• _Exercise description_:
Rewrite the rows that open with the line containing "help-circle-icon[interactable]: ?: [370, 137, 383, 151]" and close with the line containing "copy-link-button[interactable]: [1051, 9, 1082, 39]", swapping "sidebar-collapse-button" for "sidebar-toggle-button" and leaving everything else in them unchanged.

<<<<

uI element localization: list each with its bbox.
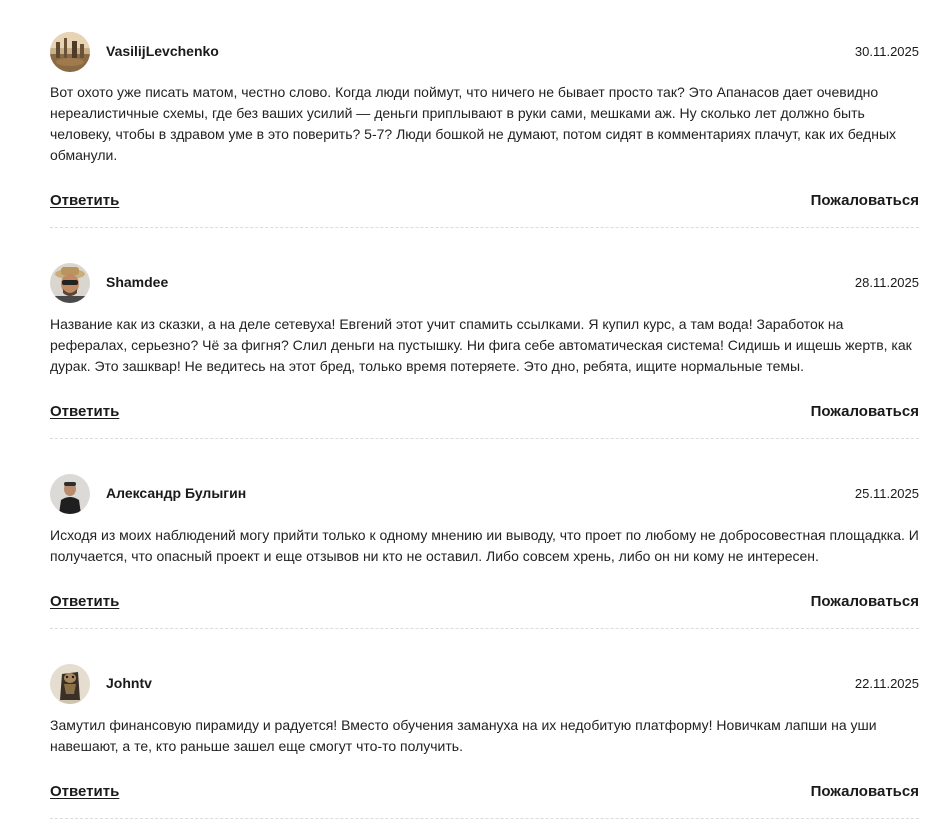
reply-link[interactable]: Ответить	[50, 593, 119, 610]
report-link[interactable]: Пожаловаться	[811, 593, 919, 610]
comment-divider	[50, 227, 919, 228]
comments-list: VasilijLevchenko 30.11.2025 Вот охото уж…	[0, 0, 931, 822]
comment-item: Александр Булыгин 25.11.2025 Исходя из м…	[50, 474, 919, 629]
comment-actions: Ответить Пожаловаться	[50, 192, 919, 212]
comment-date: 22.11.2025	[854, 676, 919, 691]
user-avatar[interactable]	[50, 474, 90, 514]
comment-text: Замутил финансовую пирамиду и радуется! …	[50, 717, 877, 754]
reply-link[interactable]: Ответить	[50, 783, 119, 800]
comment-header: Shamdee 28.11.2025	[50, 263, 919, 303]
comment-author: Johntv	[106, 675, 152, 691]
comment-item: VasilijLevchenko 30.11.2025 Вот охото уж…	[50, 32, 919, 228]
comment-header: Александр Булыгин 25.11.2025	[50, 474, 919, 514]
comment-divider	[50, 628, 919, 629]
comment-author: Александр Булыгин	[106, 485, 247, 501]
comment-header: VasilijLevchenko 30.11.2025	[50, 32, 919, 72]
comment-divider	[50, 438, 919, 439]
user-avatar[interactable]	[50, 664, 90, 704]
comment-text: Исходя из моих наблюдений могу прийти то…	[50, 527, 919, 564]
comment-text: Название как из сказки, а на деле сетеву…	[50, 316, 912, 374]
comment-date: 30.11.2025	[854, 44, 919, 59]
comment-date: 25.11.2025	[854, 486, 919, 501]
comment-actions: Ответить Пожаловаться	[50, 403, 919, 423]
comment-divider	[50, 818, 919, 819]
user-avatar[interactable]	[50, 32, 90, 72]
comment-author: Shamdee	[106, 274, 169, 290]
comment-header: Johntv 22.11.2025	[50, 664, 919, 704]
reply-link[interactable]: Ответить	[50, 403, 119, 420]
comment-actions: Ответить Пожаловаться	[50, 783, 919, 803]
report-link[interactable]: Пожаловаться	[811, 192, 919, 209]
comment-item: Shamdee 28.11.2025 Название как из сказк…	[50, 263, 919, 439]
comment-item: Johntv 22.11.2025 Замутил финансовую пир…	[50, 664, 919, 819]
comment-author: VasilijLevchenko	[106, 43, 219, 59]
report-link[interactable]: Пожаловаться	[811, 403, 919, 420]
comment-text: Вот охото уже писать матом, честно слово…	[50, 84, 897, 163]
user-avatar[interactable]	[50, 263, 90, 303]
report-link[interactable]: Пожаловаться	[811, 783, 919, 800]
comment-actions: Ответить Пожаловаться	[50, 593, 919, 613]
comment-date: 28.11.2025	[854, 275, 919, 290]
reply-link[interactable]: Ответить	[50, 192, 119, 209]
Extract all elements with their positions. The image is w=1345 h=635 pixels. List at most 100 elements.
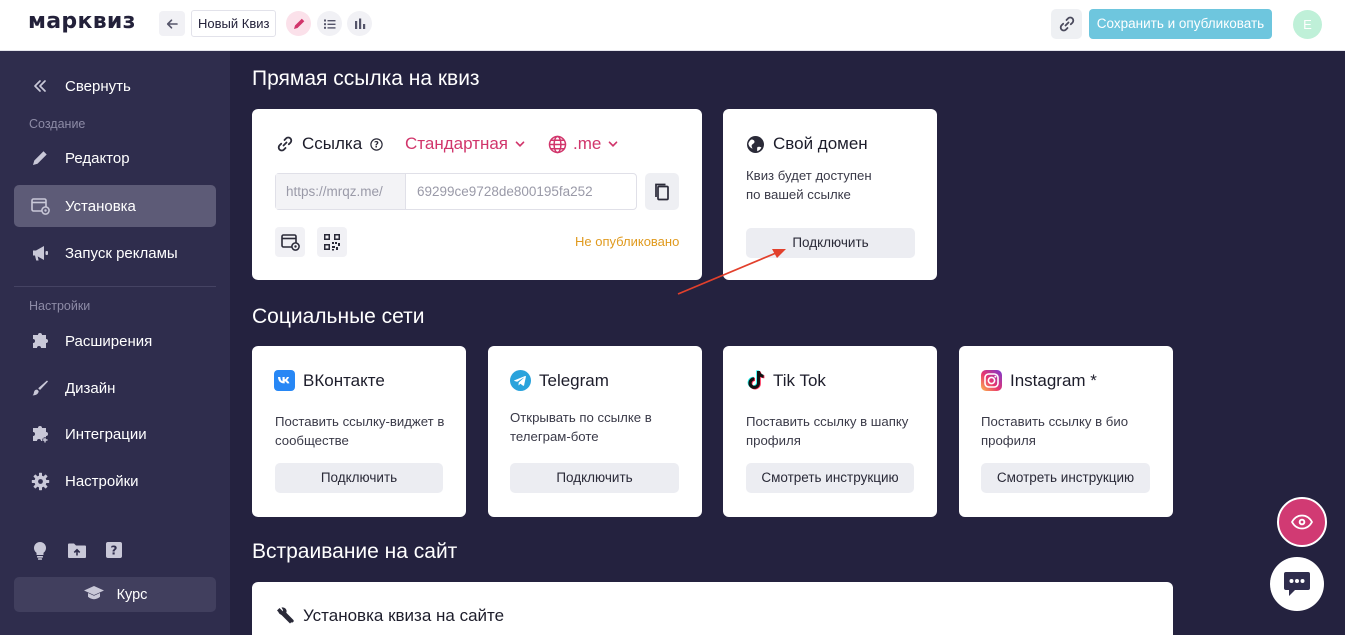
help-circle-icon[interactable]: ?: [370, 137, 383, 151]
social-card-telegram: Telegram Открывать по ссылке в телеграм-…: [488, 346, 702, 517]
sidebar-item-extensions[interactable]: Расширения: [14, 320, 216, 362]
qr-code-button[interactable]: [317, 227, 347, 257]
social-card-title-text: ВКонтакте: [303, 370, 385, 390]
telegram-icon: [510, 370, 531, 391]
sidebar-item-label: Дизайн: [65, 379, 116, 397]
svg-text:?: ?: [111, 544, 118, 558]
integrations-icon: [30, 424, 50, 444]
help-icon[interactable]: ?: [104, 540, 124, 560]
social-heading: Социальные сети: [252, 305, 425, 328]
sidebar-collapse-button[interactable]: Свернуть: [14, 65, 216, 107]
social-card-title: Tik Tok: [746, 370, 826, 391]
quiz-url-field[interactable]: https://mrqz.me/ 69299ce9728de800195fa25…: [275, 173, 637, 210]
copy-link-button[interactable]: [1051, 9, 1082, 39]
qr-code-icon: [324, 234, 340, 251]
sidebar-item-integrations[interactable]: Интеграции: [14, 413, 216, 455]
puzzle-icon: [30, 331, 50, 351]
copy-url-button[interactable]: [645, 173, 679, 210]
copy-icon: [655, 183, 669, 200]
top-bar: марквиз Новый Квиз Сохранить и опубликов…: [0, 0, 1345, 51]
own-domain-desc-line: по вашей ссылке: [746, 187, 851, 202]
tiktok-instructions-button[interactable]: Смотреть инструкцию: [746, 463, 914, 493]
sidebar-collapse-label: Свернуть: [65, 77, 131, 95]
chevron-down-icon: [608, 141, 618, 148]
embed-heading: Встраивание на сайт: [252, 540, 458, 563]
sidebar: Свернуть Создание Редактор Установка Зап…: [0, 51, 230, 635]
link-icon: [1059, 16, 1074, 32]
embed-card-title-text: Установка квиза на сайте: [303, 606, 505, 625]
social-card-vk: ВКонтакте Поставить ссылку-виджет в сооб…: [252, 346, 466, 517]
sidebar-divider: [14, 286, 216, 287]
statistics-button[interactable]: [347, 11, 372, 36]
social-card-title: ВКонтакте: [274, 370, 385, 391]
link-type-dropdown[interactable]: Стандартная: [405, 134, 526, 154]
course-label: Курс: [116, 586, 148, 603]
embed-settings-button[interactable]: [275, 227, 305, 257]
bar-chart-icon: [354, 18, 365, 29]
sidebar-section-settings: Настройки: [29, 299, 91, 313]
sidebar-item-label: Интеграции: [65, 425, 147, 443]
link-type-label: Стандартная: [405, 134, 509, 153]
link-icon: [277, 136, 293, 152]
social-card-desc: Поставить ссылку в шапку профиля: [746, 412, 908, 450]
sidebar-bottom-icons: ?: [30, 540, 124, 560]
direct-link-heading: Прямая ссылка на квиз: [252, 67, 480, 90]
social-card-desc-line: Поставить ссылку-виджет в: [275, 414, 445, 429]
own-domain-title: Свой домен: [746, 134, 868, 154]
vk-icon: [274, 370, 295, 391]
domain-zone-label: .me: [573, 134, 602, 153]
connect-vk-button[interactable]: Подключить: [275, 463, 443, 493]
sidebar-item-editor[interactable]: Редактор: [14, 137, 216, 179]
social-card-title-text: Instagram *: [1010, 370, 1097, 390]
social-card-desc-line: Открывать по ссылке в: [510, 410, 652, 425]
connect-domain-button[interactable]: Подключить: [746, 228, 915, 258]
publish-status: Не опубликовано: [575, 234, 680, 249]
quiz-name-field[interactable]: Новый Квиз: [191, 10, 277, 37]
embed-card: Установка квиза на сайте: [252, 582, 1173, 635]
social-card-title: Instagram *: [981, 370, 1097, 391]
sidebar-item-install[interactable]: Установка: [14, 185, 216, 227]
preview-button[interactable]: [1277, 497, 1327, 547]
own-domain-desc-line: Квиз будет доступен: [746, 168, 872, 183]
sidebar-item-label: Расширения: [65, 332, 153, 350]
edit-mode-button[interactable]: [286, 11, 311, 36]
eye-icon: [1291, 514, 1313, 530]
social-card-desc: Открывать по ссылке в телеграм-боте: [510, 408, 652, 446]
url-id: 69299ce9728de800195fa252: [417, 184, 593, 199]
logo[interactable]: марквиз: [28, 9, 136, 34]
questions-list-button[interactable]: [317, 11, 342, 36]
social-card-desc-line: телеграм-боте: [510, 429, 599, 444]
social-card-instagram: Instagram * Поставить ссылку в био профи…: [959, 346, 1173, 517]
instagram-instructions-button[interactable]: Смотреть инструкцию: [981, 463, 1150, 493]
sidebar-item-settings[interactable]: Настройки: [14, 460, 216, 502]
install-icon: [30, 196, 50, 216]
lightbulb-icon[interactable]: [30, 540, 50, 560]
sidebar-section-create: Создание: [29, 117, 86, 131]
avatar[interactable]: E: [1293, 10, 1322, 39]
support-chat-button[interactable]: [1270, 557, 1324, 611]
back-button[interactable]: [159, 11, 185, 36]
social-card-desc-line: профиля: [746, 433, 801, 448]
folder-upload-icon[interactable]: [67, 540, 87, 560]
sidebar-item-ads[interactable]: Запуск рекламы: [14, 232, 216, 274]
pencil-icon: [293, 18, 304, 29]
publish-button[interactable]: Сохранить и опубликовать: [1089, 9, 1272, 39]
tools-icon: [277, 607, 294, 624]
course-button[interactable]: Курс: [14, 577, 216, 612]
connect-telegram-button[interactable]: Подключить: [510, 463, 679, 493]
chevron-down-icon: [515, 141, 525, 148]
link-card: Ссылка ? Стандартная .me https://mrqz.me…: [252, 109, 702, 280]
domain-zone-dropdown[interactable]: .me: [548, 134, 619, 154]
sidebar-item-label: Установка: [65, 197, 136, 215]
social-card-title-text: Tik Tok: [773, 370, 826, 390]
own-domain-card: Свой домен Квиз будет доступен по вашей …: [723, 109, 937, 280]
instagram-icon: [981, 370, 1002, 391]
pencil-icon: [30, 148, 50, 168]
chat-icon: [1284, 572, 1310, 596]
sidebar-item-design[interactable]: Дизайн: [14, 367, 216, 409]
list-icon: [323, 19, 335, 29]
sidebar-item-label: Запуск рекламы: [65, 244, 178, 262]
social-card-desc-line: профиля: [981, 433, 1036, 448]
install-icon: [280, 234, 300, 251]
sidebar-item-label: Настройки: [65, 472, 139, 490]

>>>>

• _Exercise result_:
help-circle-icon[interactable]: ?: [370, 137, 383, 151]
social-card-telegram: Telegram Открывать по ссылке в телеграм-…: [488, 346, 702, 517]
sidebar-item-extensions[interactable]: Расширения: [14, 320, 216, 362]
qr-code-button[interactable]: [317, 227, 347, 257]
social-card-title-text: ВКонтакте: [303, 370, 385, 390]
telegram-icon: [510, 370, 531, 391]
sidebar-item-label: Дизайн: [65, 379, 116, 397]
svg-text:?: ?: [111, 544, 118, 558]
integrations-icon: [30, 424, 50, 444]
help-icon[interactable]: ?: [104, 540, 124, 560]
social-heading: Социальные сети: [252, 305, 425, 328]
sidebar-toggle-button[interactable]: Свернуть: [14, 65, 216, 107]
social-card-title: Tik Tok: [746, 370, 826, 391]
quiz-url-field[interactable]: https://mrqz.me/ 69299ce9728de800195fa25…: [275, 173, 637, 210]
copy-link-button[interactable]: [1051, 9, 1082, 39]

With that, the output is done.